# Written problem
Give every line from the entries that contains "JSON".

===== Given entries

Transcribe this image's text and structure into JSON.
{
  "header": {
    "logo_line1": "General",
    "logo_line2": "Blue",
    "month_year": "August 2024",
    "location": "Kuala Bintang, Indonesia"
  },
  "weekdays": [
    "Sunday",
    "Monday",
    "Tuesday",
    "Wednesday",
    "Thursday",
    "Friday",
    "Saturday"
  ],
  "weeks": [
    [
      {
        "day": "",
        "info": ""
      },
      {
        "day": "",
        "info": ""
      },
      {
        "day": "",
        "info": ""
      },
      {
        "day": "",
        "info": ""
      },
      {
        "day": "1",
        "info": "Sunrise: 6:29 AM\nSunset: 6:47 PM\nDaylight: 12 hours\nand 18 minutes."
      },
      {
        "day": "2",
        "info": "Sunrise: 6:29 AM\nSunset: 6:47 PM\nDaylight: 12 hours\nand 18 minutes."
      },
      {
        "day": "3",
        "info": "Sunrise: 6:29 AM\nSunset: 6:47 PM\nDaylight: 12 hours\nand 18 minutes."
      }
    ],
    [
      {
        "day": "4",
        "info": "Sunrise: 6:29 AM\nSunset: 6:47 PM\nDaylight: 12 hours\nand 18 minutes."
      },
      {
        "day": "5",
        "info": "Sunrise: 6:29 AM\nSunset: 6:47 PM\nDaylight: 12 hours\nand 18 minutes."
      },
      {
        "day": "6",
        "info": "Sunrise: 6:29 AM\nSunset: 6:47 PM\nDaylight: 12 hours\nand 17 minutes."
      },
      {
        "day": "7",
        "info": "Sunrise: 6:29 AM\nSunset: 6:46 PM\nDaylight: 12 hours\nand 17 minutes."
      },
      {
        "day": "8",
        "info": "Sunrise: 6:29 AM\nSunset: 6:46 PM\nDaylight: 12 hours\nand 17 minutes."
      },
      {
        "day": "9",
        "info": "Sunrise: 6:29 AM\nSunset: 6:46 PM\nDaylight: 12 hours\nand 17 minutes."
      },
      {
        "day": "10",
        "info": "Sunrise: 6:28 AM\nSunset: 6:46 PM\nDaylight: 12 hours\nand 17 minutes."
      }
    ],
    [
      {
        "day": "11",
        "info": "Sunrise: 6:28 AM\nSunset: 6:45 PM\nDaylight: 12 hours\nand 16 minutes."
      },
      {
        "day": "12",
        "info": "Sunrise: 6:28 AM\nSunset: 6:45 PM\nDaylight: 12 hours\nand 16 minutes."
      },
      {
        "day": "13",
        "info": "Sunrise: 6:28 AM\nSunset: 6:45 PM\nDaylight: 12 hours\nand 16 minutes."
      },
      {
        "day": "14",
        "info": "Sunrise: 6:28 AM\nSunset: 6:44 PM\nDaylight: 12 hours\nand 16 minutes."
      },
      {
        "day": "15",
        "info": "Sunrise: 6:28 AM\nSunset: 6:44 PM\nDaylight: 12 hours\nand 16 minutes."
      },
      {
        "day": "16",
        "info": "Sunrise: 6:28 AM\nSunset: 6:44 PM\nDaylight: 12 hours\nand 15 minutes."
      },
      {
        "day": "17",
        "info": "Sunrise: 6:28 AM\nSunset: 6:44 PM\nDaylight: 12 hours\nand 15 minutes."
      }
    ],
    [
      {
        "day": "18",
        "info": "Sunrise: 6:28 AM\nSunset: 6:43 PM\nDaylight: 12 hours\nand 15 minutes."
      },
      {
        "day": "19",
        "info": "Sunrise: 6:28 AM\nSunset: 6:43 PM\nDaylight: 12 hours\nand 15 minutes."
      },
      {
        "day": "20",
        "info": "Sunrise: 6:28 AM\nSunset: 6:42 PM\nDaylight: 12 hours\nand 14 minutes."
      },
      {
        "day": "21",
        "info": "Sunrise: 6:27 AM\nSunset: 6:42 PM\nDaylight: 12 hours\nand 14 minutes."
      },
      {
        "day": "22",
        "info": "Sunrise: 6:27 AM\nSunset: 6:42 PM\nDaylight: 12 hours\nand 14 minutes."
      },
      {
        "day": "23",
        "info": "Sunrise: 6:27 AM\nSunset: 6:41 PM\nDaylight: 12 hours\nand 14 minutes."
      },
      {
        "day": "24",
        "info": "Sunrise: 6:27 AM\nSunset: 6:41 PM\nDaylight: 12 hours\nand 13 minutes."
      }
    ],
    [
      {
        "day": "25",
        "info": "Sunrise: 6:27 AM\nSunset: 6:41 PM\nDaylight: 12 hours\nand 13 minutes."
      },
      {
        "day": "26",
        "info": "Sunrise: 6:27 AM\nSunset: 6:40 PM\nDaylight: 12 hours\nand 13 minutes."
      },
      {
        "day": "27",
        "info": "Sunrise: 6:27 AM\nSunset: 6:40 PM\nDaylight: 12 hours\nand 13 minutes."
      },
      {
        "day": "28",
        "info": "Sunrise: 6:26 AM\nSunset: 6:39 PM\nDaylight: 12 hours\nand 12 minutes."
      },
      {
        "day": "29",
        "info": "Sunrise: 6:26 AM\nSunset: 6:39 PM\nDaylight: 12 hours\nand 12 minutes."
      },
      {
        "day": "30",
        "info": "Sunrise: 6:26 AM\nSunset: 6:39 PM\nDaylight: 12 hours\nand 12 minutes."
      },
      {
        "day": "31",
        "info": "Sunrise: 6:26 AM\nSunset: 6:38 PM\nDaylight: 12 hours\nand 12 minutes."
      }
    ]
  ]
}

==========
===== Given entries

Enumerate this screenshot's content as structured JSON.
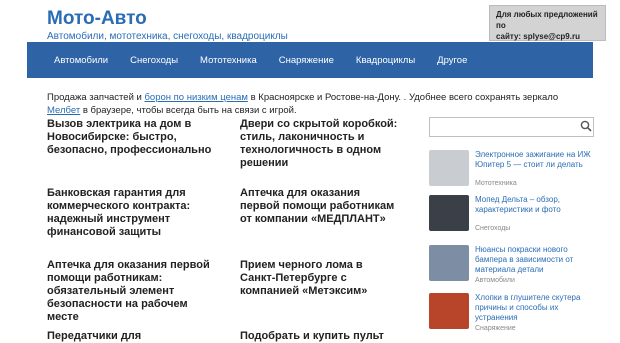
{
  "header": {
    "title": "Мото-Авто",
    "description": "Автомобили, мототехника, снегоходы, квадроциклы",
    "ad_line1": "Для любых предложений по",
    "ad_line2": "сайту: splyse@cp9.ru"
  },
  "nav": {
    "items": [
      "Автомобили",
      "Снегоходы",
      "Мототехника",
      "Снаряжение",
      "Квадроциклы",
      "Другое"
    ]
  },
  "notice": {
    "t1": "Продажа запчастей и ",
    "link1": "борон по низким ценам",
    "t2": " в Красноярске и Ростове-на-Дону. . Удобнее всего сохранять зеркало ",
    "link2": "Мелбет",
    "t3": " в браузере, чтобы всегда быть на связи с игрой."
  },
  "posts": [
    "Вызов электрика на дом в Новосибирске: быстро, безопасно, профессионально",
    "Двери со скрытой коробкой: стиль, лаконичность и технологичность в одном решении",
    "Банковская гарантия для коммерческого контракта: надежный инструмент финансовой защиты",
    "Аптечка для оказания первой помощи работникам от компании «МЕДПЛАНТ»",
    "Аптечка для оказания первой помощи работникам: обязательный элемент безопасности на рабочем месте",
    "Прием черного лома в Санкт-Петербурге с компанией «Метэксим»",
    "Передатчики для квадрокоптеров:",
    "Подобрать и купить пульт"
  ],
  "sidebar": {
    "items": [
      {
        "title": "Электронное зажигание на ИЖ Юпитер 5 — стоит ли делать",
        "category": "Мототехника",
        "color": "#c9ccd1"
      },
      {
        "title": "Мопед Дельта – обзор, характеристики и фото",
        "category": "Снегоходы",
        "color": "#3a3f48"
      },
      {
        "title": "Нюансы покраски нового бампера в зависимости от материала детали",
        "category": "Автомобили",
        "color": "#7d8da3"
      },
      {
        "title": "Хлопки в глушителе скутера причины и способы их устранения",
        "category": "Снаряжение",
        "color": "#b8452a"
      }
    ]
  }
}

==========
===== Given entries

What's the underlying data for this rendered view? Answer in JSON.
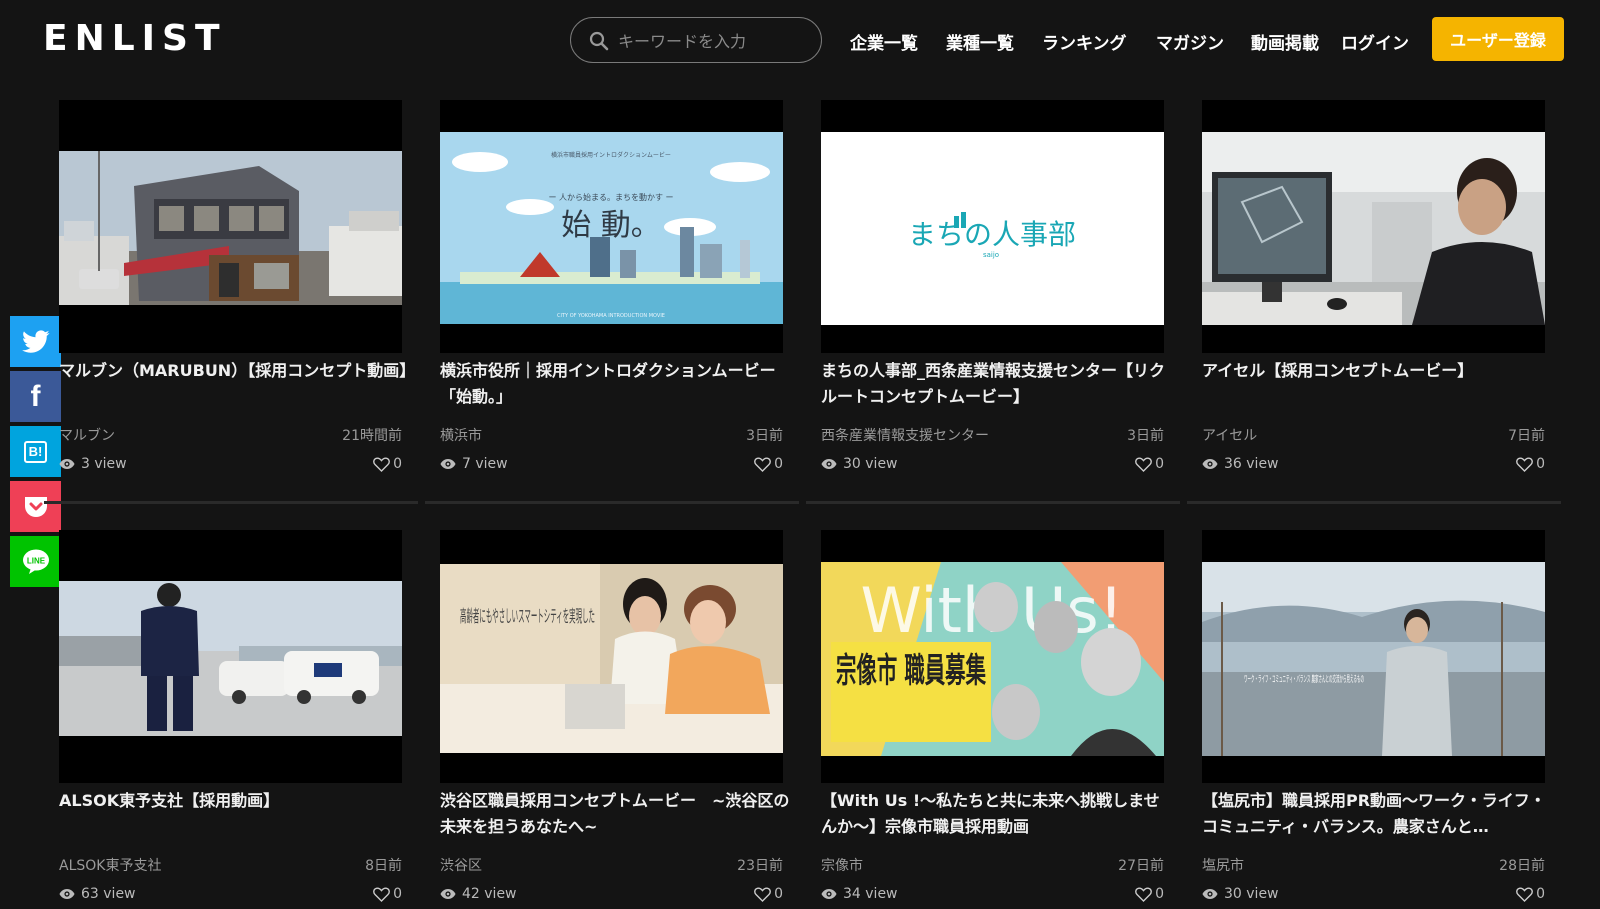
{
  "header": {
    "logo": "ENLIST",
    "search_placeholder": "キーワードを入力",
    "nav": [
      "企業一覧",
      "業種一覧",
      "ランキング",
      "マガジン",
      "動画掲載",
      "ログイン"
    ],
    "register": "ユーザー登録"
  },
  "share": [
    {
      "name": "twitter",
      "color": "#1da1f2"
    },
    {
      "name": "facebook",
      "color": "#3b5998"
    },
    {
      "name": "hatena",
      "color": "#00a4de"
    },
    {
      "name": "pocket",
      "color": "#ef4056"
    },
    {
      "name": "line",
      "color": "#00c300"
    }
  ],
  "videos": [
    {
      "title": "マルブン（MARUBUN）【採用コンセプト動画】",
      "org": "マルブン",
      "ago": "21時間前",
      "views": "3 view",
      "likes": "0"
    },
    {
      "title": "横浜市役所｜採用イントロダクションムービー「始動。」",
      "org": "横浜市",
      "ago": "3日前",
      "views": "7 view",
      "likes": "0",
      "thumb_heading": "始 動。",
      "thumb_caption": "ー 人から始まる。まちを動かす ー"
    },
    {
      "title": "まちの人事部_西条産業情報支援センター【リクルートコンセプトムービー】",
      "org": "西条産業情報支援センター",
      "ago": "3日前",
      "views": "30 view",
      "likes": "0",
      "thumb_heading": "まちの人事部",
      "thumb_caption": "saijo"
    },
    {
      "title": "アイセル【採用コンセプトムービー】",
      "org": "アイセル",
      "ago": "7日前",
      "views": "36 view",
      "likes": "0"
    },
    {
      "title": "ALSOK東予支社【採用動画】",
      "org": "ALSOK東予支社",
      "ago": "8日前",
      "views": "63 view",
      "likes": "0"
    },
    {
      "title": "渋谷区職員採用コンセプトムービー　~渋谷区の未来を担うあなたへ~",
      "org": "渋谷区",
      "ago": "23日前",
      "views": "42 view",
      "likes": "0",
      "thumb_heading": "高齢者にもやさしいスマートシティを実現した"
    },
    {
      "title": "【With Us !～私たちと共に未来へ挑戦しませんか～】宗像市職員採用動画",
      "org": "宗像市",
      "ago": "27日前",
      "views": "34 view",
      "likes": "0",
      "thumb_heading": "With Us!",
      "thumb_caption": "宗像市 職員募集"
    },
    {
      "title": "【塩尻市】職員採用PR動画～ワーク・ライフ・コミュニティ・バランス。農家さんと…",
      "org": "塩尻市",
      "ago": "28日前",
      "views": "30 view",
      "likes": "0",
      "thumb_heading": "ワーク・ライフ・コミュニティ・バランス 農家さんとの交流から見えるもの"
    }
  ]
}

==========

# Exercise answer
Transcribe this image's text and structure into JSON.
Enumerate this screenshot's content as structured JSON.
What's the underlying data for this rendered view? Answer in JSON.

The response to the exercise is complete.